● **Data**

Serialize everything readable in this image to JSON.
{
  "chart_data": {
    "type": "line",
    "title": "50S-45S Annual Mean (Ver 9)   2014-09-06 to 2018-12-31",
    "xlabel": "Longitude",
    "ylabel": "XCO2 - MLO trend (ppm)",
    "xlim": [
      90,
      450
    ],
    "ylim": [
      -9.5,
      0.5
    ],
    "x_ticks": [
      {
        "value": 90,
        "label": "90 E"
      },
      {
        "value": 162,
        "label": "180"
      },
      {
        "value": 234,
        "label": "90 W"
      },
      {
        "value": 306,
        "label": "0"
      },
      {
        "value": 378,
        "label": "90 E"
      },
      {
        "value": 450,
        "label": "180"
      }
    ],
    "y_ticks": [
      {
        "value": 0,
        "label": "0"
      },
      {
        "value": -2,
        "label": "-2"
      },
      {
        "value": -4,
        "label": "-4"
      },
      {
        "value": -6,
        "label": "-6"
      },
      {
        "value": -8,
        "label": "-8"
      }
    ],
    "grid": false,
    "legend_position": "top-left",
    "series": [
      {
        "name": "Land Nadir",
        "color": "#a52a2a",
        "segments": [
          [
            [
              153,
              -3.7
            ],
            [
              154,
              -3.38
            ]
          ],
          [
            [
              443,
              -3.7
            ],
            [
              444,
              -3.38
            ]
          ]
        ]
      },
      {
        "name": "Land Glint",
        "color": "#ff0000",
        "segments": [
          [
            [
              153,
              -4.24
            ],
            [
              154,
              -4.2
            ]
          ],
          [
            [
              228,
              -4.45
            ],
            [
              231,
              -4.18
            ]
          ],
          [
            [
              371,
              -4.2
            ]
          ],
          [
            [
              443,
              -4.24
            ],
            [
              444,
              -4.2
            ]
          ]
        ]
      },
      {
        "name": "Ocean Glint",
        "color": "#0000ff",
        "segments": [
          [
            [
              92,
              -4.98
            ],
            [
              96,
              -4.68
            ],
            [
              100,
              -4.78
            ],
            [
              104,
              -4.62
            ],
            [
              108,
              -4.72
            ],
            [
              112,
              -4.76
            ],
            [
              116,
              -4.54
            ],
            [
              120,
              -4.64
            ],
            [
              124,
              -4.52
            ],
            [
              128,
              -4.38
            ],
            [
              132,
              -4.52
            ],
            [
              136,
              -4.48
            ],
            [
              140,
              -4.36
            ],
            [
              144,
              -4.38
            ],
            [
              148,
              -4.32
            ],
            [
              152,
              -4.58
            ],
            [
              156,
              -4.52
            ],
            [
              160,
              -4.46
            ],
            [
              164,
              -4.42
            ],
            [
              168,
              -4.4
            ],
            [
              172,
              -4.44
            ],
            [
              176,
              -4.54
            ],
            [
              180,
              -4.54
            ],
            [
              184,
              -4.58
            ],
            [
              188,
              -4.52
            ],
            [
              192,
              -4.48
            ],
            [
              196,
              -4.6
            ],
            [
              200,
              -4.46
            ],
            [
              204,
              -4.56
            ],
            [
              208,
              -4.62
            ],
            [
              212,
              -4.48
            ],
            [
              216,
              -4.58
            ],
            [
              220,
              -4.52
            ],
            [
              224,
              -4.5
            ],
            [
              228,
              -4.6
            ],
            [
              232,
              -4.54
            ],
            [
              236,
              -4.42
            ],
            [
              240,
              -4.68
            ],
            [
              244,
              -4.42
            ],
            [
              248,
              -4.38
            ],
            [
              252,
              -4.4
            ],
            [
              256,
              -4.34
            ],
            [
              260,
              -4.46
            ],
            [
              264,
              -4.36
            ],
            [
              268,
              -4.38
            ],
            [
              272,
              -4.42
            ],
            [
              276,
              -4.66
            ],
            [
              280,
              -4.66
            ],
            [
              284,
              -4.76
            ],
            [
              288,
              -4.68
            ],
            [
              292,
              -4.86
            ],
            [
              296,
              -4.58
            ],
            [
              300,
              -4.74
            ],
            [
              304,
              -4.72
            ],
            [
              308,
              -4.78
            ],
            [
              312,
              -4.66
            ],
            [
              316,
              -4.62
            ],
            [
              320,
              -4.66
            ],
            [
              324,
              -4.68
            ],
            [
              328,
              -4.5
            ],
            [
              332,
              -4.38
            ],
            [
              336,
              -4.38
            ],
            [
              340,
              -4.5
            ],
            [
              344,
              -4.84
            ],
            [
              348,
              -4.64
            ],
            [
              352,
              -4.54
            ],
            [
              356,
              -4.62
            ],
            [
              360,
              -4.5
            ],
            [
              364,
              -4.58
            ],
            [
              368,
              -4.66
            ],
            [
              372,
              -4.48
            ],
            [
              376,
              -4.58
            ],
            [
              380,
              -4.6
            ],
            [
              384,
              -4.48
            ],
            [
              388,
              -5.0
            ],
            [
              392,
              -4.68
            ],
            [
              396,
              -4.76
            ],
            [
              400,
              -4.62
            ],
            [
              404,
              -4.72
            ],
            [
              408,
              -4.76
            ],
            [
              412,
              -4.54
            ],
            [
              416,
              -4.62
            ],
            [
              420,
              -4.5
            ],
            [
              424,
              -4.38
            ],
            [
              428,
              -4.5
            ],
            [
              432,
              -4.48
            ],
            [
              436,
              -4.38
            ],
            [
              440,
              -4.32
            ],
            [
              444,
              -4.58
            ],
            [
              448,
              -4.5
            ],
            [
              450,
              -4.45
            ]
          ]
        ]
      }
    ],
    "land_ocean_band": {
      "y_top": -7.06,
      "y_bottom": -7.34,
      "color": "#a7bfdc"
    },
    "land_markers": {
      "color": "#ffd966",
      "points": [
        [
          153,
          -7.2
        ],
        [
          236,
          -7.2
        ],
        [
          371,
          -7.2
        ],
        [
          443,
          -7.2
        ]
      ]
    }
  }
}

● **Your instructions**
Produce a verbatim transcription of the entries above.

● **Solution**
Serialize everything readable in this image to JSON.
{
  "chart_data": {
    "type": "line",
    "title": "50S-45S Annual Mean (Ver 9)   2014-09-06 to 2018-12-31",
    "xlabel": "Longitude",
    "ylabel": "XCO2 - MLO trend (ppm)",
    "xlim": [
      90,
      450
    ],
    "ylim": [
      -9.5,
      0.5
    ],
    "x_ticks": [
      {
        "value": 90,
        "label": "90 E"
      },
      {
        "value": 162,
        "label": "180"
      },
      {
        "value": 234,
        "label": "90 W"
      },
      {
        "value": 306,
        "label": "0"
      },
      {
        "value": 378,
        "label": "90 E"
      },
      {
        "value": 450,
        "label": "180"
      }
    ],
    "y_ticks": [
      {
        "value": 0,
        "label": "0"
      },
      {
        "value": -2,
        "label": "-2"
      },
      {
        "value": -4,
        "label": "-4"
      },
      {
        "value": -6,
        "label": "-6"
      },
      {
        "value": -8,
        "label": "-8"
      }
    ],
    "grid": false,
    "legend_position": "top-left",
    "series": [
      {
        "name": "Land Nadir",
        "color": "#a52a2a",
        "segments": [
          [
            [
              153,
              -3.7
            ],
            [
              154,
              -3.38
            ]
          ],
          [
            [
              443,
              -3.7
            ],
            [
              444,
              -3.38
            ]
          ]
        ]
      },
      {
        "name": "Land Glint",
        "color": "#ff0000",
        "segments": [
          [
            [
              153,
              -4.24
            ],
            [
              154,
              -4.2
            ]
          ],
          [
            [
              228,
              -4.45
            ],
            [
              231,
              -4.18
            ]
          ],
          [
            [
              371,
              -4.2
            ]
          ],
          [
            [
              443,
              -4.24
            ],
            [
              444,
              -4.2
            ]
          ]
        ]
      },
      {
        "name": "Ocean Glint",
        "color": "#0000ff",
        "segments": [
          [
            [
              92,
              -4.98
            ],
            [
              96,
              -4.68
            ],
            [
              100,
              -4.78
            ],
            [
              104,
              -4.62
            ],
            [
              108,
              -4.72
            ],
            [
              112,
              -4.76
            ],
            [
              116,
              -4.54
            ],
            [
              120,
              -4.64
            ],
            [
              124,
              -4.52
            ],
            [
              128,
              -4.38
            ],
            [
              132,
              -4.52
            ],
            [
              136,
              -4.48
            ],
            [
              140,
              -4.36
            ],
            [
              144,
              -4.38
            ],
            [
              148,
              -4.32
            ],
            [
              152,
              -4.58
            ],
            [
              156,
              -4.52
            ],
            [
              160,
              -4.46
            ],
            [
              164,
              -4.42
            ],
            [
              168,
              -4.4
            ],
            [
              172,
              -4.44
            ],
            [
              176,
              -4.54
            ],
            [
              180,
              -4.54
            ],
            [
              184,
              -4.58
            ],
            [
              188,
              -4.52
            ],
            [
              192,
              -4.48
            ],
            [
              196,
              -4.6
            ],
            [
              200,
              -4.46
            ],
            [
              204,
              -4.56
            ],
            [
              208,
              -4.62
            ],
            [
              212,
              -4.48
            ],
            [
              216,
              -4.58
            ],
            [
              220,
              -4.52
            ],
            [
              224,
              -4.5
            ],
            [
              228,
              -4.6
            ],
            [
              232,
              -4.54
            ],
            [
              236,
              -4.42
            ],
            [
              240,
              -4.68
            ],
            [
              244,
              -4.42
            ],
            [
              248,
              -4.38
            ],
            [
              252,
              -4.4
            ],
            [
              256,
              -4.34
            ],
            [
              260,
              -4.46
            ],
            [
              264,
              -4.36
            ],
            [
              268,
              -4.38
            ],
            [
              272,
              -4.42
            ],
            [
              276,
              -4.66
            ],
            [
              280,
              -4.66
            ],
            [
              284,
              -4.76
            ],
            [
              288,
              -4.68
            ],
            [
              292,
              -4.86
            ],
            [
              296,
              -4.58
            ],
            [
              300,
              -4.74
            ],
            [
              304,
              -4.72
            ],
            [
              308,
              -4.78
            ],
            [
              312,
              -4.66
            ],
            [
              316,
              -4.62
            ],
            [
              320,
              -4.66
            ],
            [
              324,
              -4.68
            ],
            [
              328,
              -4.5
            ],
            [
              332,
              -4.38
            ],
            [
              336,
              -4.38
            ],
            [
              340,
              -4.5
            ],
            [
              344,
              -4.84
            ],
            [
              348,
              -4.64
            ],
            [
              352,
              -4.54
            ],
            [
              356,
              -4.62
            ],
            [
              360,
              -4.5
            ],
            [
              364,
              -4.58
            ],
            [
              368,
              -4.66
            ],
            [
              372,
              -4.48
            ],
            [
              376,
              -4.58
            ],
            [
              380,
              -4.6
            ],
            [
              384,
              -4.48
            ],
            [
              388,
              -5.0
            ],
            [
              392,
              -4.68
            ],
            [
              396,
              -4.76
            ],
            [
              400,
              -4.62
            ],
            [
              404,
              -4.72
            ],
            [
              408,
              -4.76
            ],
            [
              412,
              -4.54
            ],
            [
              416,
              -4.62
            ],
            [
              420,
              -4.5
            ],
            [
              424,
              -4.38
            ],
            [
              428,
              -4.5
            ],
            [
              432,
              -4.48
            ],
            [
              436,
              -4.38
            ],
            [
              440,
              -4.32
            ],
            [
              444,
              -4.58
            ],
            [
              448,
              -4.5
            ],
            [
              450,
              -4.45
            ]
          ]
        ]
      }
    ],
    "land_ocean_band": {
      "y_top": -7.06,
      "y_bottom": -7.34,
      "color": "#a7bfdc"
    },
    "land_markers": {
      "color": "#ffd966",
      "points": [
        [
          153,
          -7.2
        ],
        [
          236,
          -7.2
        ],
        [
          371,
          -7.2
        ],
        [
          443,
          -7.2
        ]
      ]
    }
  }
}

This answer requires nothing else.